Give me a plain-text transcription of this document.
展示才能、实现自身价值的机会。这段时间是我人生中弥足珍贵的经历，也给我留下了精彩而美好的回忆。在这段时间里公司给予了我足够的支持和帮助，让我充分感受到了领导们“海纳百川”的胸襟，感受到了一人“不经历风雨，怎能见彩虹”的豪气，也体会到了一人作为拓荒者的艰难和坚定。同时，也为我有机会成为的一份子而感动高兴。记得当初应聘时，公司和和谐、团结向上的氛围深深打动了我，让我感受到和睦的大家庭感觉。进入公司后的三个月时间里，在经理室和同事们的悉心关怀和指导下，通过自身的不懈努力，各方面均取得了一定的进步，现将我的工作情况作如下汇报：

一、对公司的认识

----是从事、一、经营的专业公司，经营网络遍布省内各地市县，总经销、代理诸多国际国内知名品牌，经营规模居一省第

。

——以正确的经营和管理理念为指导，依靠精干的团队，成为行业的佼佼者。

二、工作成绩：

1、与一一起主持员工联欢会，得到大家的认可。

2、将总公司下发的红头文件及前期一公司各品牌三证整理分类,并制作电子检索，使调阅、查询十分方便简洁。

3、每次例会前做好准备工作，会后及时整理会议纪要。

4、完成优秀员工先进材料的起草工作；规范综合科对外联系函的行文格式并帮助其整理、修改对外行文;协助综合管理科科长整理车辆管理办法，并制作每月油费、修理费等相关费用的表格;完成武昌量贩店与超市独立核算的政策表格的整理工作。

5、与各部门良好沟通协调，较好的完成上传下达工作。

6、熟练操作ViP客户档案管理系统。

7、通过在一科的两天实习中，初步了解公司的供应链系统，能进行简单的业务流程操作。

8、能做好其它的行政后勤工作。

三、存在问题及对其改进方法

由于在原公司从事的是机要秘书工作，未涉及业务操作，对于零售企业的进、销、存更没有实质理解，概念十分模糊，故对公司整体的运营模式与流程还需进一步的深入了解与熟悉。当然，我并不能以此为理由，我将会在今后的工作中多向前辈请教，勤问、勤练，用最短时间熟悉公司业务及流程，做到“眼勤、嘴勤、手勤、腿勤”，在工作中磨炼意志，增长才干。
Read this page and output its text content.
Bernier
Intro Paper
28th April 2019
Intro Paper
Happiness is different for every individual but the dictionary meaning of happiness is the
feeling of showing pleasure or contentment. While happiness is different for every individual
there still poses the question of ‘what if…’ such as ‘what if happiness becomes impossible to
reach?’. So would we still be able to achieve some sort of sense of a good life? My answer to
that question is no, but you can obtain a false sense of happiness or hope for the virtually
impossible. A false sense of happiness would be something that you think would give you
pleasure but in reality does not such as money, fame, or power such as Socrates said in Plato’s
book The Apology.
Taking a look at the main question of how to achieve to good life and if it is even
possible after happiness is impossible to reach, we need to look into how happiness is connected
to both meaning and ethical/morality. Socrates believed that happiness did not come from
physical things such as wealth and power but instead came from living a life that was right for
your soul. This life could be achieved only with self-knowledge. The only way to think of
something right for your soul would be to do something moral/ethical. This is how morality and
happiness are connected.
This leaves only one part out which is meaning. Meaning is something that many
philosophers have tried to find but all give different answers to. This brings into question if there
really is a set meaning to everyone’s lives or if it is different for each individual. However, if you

☆ ☆ ☆ ☆

**Work to be completed**:
Repeat every record exactly as written, please.

**The answer**:
Give me a plain-text transcription of this document.
展示才能、实现自身价值的机会。这段时间是我人生中弥足珍贵的经历，也给我留下了精彩而美好的回忆。在这段时间里公司给予了我足够的支持和帮助，让我充分感受到了领导们“海纳百川”的胸襟，感受到了一人“不经历风雨，怎能见彩虹”的豪气，也体会到了一人作为拓荒者的艰难和坚定。同时，也为我有机会成为的一份子而感动高兴。记得当初应聘时，公司和和谐、团结向上的氛围深深打动了我，让我感受到和睦的大家庭感觉。进入公司后的三个月时间里，在经理室和同事们的悉心关怀和指导下，通过自身的不懈努力，各方面均取得了一定的进步，现将我的工作情况作如下汇报：

一、对公司的认识

----是从事、一、经营的专业公司，经营网络遍布省内各地市县，总经销、代理诸多国际国内知名品牌，经营规模居一省第

。

——以正确的经营和管理理念为指导，依靠精干的团队，成为行业的佼佼者。

二、工作成绩：

1、与一一起主持员工联欢会，得到大家的认可。

2、将总公司下发的红头文件及前期一公司各品牌三证整理分类,并制作电子检索，使调阅、查询十分方便简洁。

3、每次例会前做好准备工作，会后及时整理会议纪要。

4、完成优秀员工先进材料的起草工作；规范综合科对外联系函的行文格式并帮助其整理、修改对外行文;协助综合管理科科长整理车辆管理办法，并制作每月油费、修理费等相关费用的表格;完成武昌量贩店与超市独立核算的政策表格的整理工作。

5、与各部门良好沟通协调，较好的完成上传下达工作。

6、熟练操作ViP客户档案管理系统。

7、通过在一科的两天实习中，初步了解公司的供应链系统，能进行简单的业务流程操作。

8、能做好其它的行政后勤工作。

三、存在问题及对其改进方法

由于在原公司从事的是机要秘书工作，未涉及业务操作，对于零售企业的进、销、存更没有实质理解，概念十分模糊，故对公司整体的运营模式与流程还需进一步的深入了解与熟悉。当然，我并不能以此为理由，我将会在今后的工作中多向前辈请教，勤问、勤练，用最短时间熟悉公司业务及流程，做到“眼勤、嘴勤、手勤、腿勤”，在工作中磨炼意志，增长才干。
Read this page and output its text content.
Bernier
Intro Paper
28th April 2019
Intro Paper
Happiness is different for every individual but the dictionary meaning of happiness is the
feeling of showing pleasure or contentment. While happiness is different for every individual
there still poses the question of ‘what if…’ such as ‘what if happiness becomes impossible to
reach?’. So would we still be able to achieve some sort of sense of a good life? My answer to
that question is no, but you can obtain a false sense of happiness or hope for the virtually
impossible. A false sense of happiness would be something that you think would give you
pleasure but in reality does not such as money, fame, or power such as Socrates said in Plato’s
book The Apology.
Taking a look at the main question of how to achieve to good life and if it is even
possible after happiness is impossible to reach, we need to look into how happiness is connected
to both meaning and ethical/morality. Socrates believed that happiness did not come from
physical things such as wealth and power but instead came from living a life that was right for
your soul. This life could be achieved only with self-knowledge. The only way to think of
something right for your soul would be to do something moral/ethical. This is how morality and
happiness are connected.
This leaves only one part out which is meaning. Meaning is something that many
philosophers have tried to find but all give different answers to. This brings into question if there
really is a set meaning to everyone’s lives or if it is different for each individual. However, if you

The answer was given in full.